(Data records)
====
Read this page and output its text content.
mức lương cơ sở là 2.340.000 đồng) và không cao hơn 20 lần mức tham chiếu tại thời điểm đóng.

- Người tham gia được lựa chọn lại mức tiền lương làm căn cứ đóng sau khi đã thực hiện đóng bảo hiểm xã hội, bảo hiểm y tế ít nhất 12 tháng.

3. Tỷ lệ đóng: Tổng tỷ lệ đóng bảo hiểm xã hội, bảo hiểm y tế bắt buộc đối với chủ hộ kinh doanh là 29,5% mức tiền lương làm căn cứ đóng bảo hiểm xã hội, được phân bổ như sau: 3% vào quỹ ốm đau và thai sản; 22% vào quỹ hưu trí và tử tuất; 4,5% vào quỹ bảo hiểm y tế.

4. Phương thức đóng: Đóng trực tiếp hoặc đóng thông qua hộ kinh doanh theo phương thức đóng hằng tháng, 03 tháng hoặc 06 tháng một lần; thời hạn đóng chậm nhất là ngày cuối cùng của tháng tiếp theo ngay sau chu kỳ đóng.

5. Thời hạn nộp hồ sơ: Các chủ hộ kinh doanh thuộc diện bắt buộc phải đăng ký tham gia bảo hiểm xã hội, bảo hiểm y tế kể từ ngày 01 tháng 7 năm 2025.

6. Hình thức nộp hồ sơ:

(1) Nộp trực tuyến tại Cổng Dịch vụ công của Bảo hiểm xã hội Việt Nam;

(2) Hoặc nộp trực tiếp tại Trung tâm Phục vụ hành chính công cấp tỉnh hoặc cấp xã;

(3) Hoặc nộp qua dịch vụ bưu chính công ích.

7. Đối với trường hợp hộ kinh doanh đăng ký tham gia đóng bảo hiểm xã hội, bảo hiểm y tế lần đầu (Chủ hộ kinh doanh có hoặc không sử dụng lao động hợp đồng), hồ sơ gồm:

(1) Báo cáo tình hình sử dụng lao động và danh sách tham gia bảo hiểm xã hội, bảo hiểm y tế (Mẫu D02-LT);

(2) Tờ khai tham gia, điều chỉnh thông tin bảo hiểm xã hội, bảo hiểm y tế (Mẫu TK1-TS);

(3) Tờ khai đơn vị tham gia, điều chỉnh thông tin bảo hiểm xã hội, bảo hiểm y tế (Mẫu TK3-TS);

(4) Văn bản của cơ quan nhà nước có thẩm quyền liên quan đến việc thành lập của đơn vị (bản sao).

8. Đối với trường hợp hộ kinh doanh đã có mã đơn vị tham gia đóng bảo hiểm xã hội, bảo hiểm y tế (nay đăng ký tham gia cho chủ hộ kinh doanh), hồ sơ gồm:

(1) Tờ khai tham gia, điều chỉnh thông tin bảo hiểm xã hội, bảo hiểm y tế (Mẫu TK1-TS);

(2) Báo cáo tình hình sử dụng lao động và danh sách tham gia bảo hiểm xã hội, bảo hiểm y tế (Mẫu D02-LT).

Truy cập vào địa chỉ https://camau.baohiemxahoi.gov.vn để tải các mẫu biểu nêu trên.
====
SHORT EXERCISE. Reproduce all the records precisely.

ANSWER FOR THIS EXERCISE.
Read this page and output its text content.
mức lương cơ sở là 2.340.000 đồng) và không cao hơn 20 lần mức tham chiếu tại thời điểm đóng.

- Người tham gia được lựa chọn lại mức tiền lương làm căn cứ đóng sau khi đã thực hiện đóng bảo hiểm xã hội, bảo hiểm y tế ít nhất 12 tháng.

3. Tỷ lệ đóng: Tổng tỷ lệ đóng bảo hiểm xã hội, bảo hiểm y tế bắt buộc đối với chủ hộ kinh doanh là 29,5% mức tiền lương làm căn cứ đóng bảo hiểm xã hội, được phân bổ như sau: 3% vào quỹ ốm đau và thai sản; 22% vào quỹ hưu trí và tử tuất; 4,5% vào quỹ bảo hiểm y tế.

4. Phương thức đóng: Đóng trực tiếp hoặc đóng thông qua hộ kinh doanh theo phương thức đóng hằng tháng, 03 tháng hoặc 06 tháng một lần; thời hạn đóng chậm nhất là ngày cuối cùng của tháng tiếp theo ngay sau chu kỳ đóng.

5. Thời hạn nộp hồ sơ: Các chủ hộ kinh doanh thuộc diện bắt buộc phải đăng ký tham gia bảo hiểm xã hội, bảo hiểm y tế kể từ ngày 01 tháng 7 năm 2025.

6. Hình thức nộp hồ sơ:

(1) Nộp trực tuyến tại Cổng Dịch vụ công của Bảo hiểm xã hội Việt Nam;

(2) Hoặc nộp trực tiếp tại Trung tâm Phục vụ hành chính công cấp tỉnh hoặc cấp xã;

(3) Hoặc nộp qua dịch vụ bưu chính công ích.

7. Đối với trường hợp hộ kinh doanh đăng ký tham gia đóng bảo hiểm xã hội, bảo hiểm y tế lần đầu (Chủ hộ kinh doanh có hoặc không sử dụng lao động hợp đồng), hồ sơ gồm:

(1) Báo cáo tình hình sử dụng lao động và danh sách tham gia bảo hiểm xã hội, bảo hiểm y tế (Mẫu D02-LT);

(2) Tờ khai tham gia, điều chỉnh thông tin bảo hiểm xã hội, bảo hiểm y tế (Mẫu TK1-TS);

(3) Tờ khai đơn vị tham gia, điều chỉnh thông tin bảo hiểm xã hội, bảo hiểm y tế (Mẫu TK3-TS);

(4) Văn bản của cơ quan nhà nước có thẩm quyền liên quan đến việc thành lập của đơn vị (bản sao).

8. Đối với trường hợp hộ kinh doanh đã có mã đơn vị tham gia đóng bảo hiểm xã hội, bảo hiểm y tế (nay đăng ký tham gia cho chủ hộ kinh doanh), hồ sơ gồm:

(1) Tờ khai tham gia, điều chỉnh thông tin bảo hiểm xã hội, bảo hiểm y tế (Mẫu TK1-TS);

(2) Báo cáo tình hình sử dụng lao động và danh sách tham gia bảo hiểm xã hội, bảo hiểm y tế (Mẫu D02-LT).

Truy cập vào địa chỉ https://camau.baohiemxahoi.gov.vn để tải các mẫu biểu nêu trên.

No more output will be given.